Text for analysis -
________
NetLabs
- Company type: Private (acquired)
- Industry: Network management software
- Founded: 1989
- Founder: Unni Warrier, Anne Lam, Jon Biggar, Dan Ketcham
- Fate: Acquired by Seagate Technology; products later sold to Veritas Software and OpenService (LogMatrix)
- Headquarters: Cupertino, California, U.S.
- Products: NerveCenter, AssetManager, Vision
- Parent: Seagate Technology (1995–)

= NetLabs =

Software company

NetLabs was a software company that was founded in 1989 to address management of SNMP and CMOT (CMIP over TCP/IP) devices. CMOT was specified in RFC 1095. This RFC was subsequently obsoleted by RFC 1189. RFC 1147 mentions the company and some of its products in a catalog of network management tools. The company was acquired by Seagate Technology in 1995 as part of its Seagate Software division.

==History==
The company was founded in Los Angeles, California by Unni Warrier, Anne Lam, Jon Biggar, and Dan Ketcham. Larry Wall, the inventor of the Perl programming language, joined the company. In 1991, the company relocated to Los Altos, California.
________
Please continue the NetLabs article, picking up after its final sentence. The listing is separate material, apart from the NetLabs article.

Structured page parsing data
________
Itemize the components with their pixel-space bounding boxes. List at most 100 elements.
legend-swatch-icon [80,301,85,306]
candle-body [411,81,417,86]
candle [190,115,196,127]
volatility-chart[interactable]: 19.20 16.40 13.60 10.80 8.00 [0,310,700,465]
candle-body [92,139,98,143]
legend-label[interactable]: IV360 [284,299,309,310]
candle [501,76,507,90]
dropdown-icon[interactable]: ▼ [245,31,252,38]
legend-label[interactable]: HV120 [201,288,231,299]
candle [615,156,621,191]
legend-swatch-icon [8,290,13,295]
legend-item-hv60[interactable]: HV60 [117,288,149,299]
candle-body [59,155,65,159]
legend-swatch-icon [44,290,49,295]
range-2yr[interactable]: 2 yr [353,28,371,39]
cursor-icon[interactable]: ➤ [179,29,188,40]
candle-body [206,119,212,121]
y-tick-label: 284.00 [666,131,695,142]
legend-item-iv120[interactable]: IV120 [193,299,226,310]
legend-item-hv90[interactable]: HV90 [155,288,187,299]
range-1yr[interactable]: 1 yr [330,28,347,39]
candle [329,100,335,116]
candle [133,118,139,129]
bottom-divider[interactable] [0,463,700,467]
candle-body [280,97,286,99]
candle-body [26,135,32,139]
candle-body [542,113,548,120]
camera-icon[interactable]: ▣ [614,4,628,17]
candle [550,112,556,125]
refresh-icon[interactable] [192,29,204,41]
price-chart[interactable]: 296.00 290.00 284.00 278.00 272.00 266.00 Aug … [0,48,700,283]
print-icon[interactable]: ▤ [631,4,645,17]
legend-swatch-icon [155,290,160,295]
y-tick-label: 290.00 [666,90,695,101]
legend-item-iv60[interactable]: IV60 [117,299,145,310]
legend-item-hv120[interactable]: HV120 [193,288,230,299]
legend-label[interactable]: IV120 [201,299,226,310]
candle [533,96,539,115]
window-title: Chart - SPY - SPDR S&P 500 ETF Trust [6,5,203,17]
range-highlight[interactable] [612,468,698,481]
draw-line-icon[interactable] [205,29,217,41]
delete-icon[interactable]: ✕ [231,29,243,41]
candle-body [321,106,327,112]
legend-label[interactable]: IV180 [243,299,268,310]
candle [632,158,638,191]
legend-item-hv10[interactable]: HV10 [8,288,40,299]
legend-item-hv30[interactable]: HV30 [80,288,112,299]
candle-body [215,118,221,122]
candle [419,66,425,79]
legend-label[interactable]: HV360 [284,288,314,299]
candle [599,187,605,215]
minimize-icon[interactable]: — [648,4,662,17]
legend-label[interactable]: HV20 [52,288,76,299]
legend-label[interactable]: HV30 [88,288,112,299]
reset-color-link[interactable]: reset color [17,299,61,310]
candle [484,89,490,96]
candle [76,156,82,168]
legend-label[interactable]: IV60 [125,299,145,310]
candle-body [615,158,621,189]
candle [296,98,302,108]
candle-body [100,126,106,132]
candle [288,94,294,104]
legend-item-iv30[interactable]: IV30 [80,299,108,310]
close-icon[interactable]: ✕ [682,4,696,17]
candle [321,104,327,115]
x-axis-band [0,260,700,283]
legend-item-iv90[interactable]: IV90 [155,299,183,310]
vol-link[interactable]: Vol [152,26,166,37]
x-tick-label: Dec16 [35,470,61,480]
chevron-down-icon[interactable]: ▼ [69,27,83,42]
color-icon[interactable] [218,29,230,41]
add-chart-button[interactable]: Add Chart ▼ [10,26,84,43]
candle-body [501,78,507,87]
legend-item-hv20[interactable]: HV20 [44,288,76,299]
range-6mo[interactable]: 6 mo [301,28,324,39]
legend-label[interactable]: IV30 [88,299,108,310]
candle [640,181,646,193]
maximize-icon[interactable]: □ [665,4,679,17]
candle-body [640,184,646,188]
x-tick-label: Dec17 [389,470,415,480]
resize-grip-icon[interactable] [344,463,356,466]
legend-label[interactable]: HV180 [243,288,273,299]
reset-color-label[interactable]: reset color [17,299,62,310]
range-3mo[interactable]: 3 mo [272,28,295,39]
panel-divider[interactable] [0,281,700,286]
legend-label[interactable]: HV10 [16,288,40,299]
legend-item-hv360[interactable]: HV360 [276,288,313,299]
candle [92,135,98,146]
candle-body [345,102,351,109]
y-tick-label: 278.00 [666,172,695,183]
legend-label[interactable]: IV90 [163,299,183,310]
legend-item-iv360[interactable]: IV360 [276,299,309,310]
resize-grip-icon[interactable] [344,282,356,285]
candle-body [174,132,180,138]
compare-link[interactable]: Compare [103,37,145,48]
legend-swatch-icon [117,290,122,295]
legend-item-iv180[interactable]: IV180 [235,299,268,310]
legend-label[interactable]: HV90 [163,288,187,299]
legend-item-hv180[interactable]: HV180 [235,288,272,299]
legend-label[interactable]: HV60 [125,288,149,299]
________
Answer to this exercise -
A number of employees moved from Los Angeles to the San Francisco Bay Area to continue with the company. Around this time, Unni Warrier and Anne Lam left the company, and Andre Schwager (as CEO) and Roselie Buonauro (head of Marketing) joined.

After being acquired by Seagate (announced March 20, 1995), the company moved to Cupertino, California. Seagate Software later sold the Network and Storage Management Group to Veritas Software, which in turn sold some of the software to OpenService, Inc. OpenService later changed its name to LogMatrix.

==Products==
NetLabs products included:

- NerveCenter - network management console with correlation engine
- AssetManager - networked computing asset database with auto-discovery
- Vision - WYSIWYG network element panel simulator

The network management marketplace during the years before it was acquired included HP (OpenView), Sun (SunNet Manager, and Solstice Enterprise Manager), Cabletron (Spectrum) and others. NetLabs licensed software to Sun. It also released a version of software that would allow it to coexist and augment OpenView instead of directly competing.

Ultimately, one of the products, NerveCenter, is being offered by LogMatrix.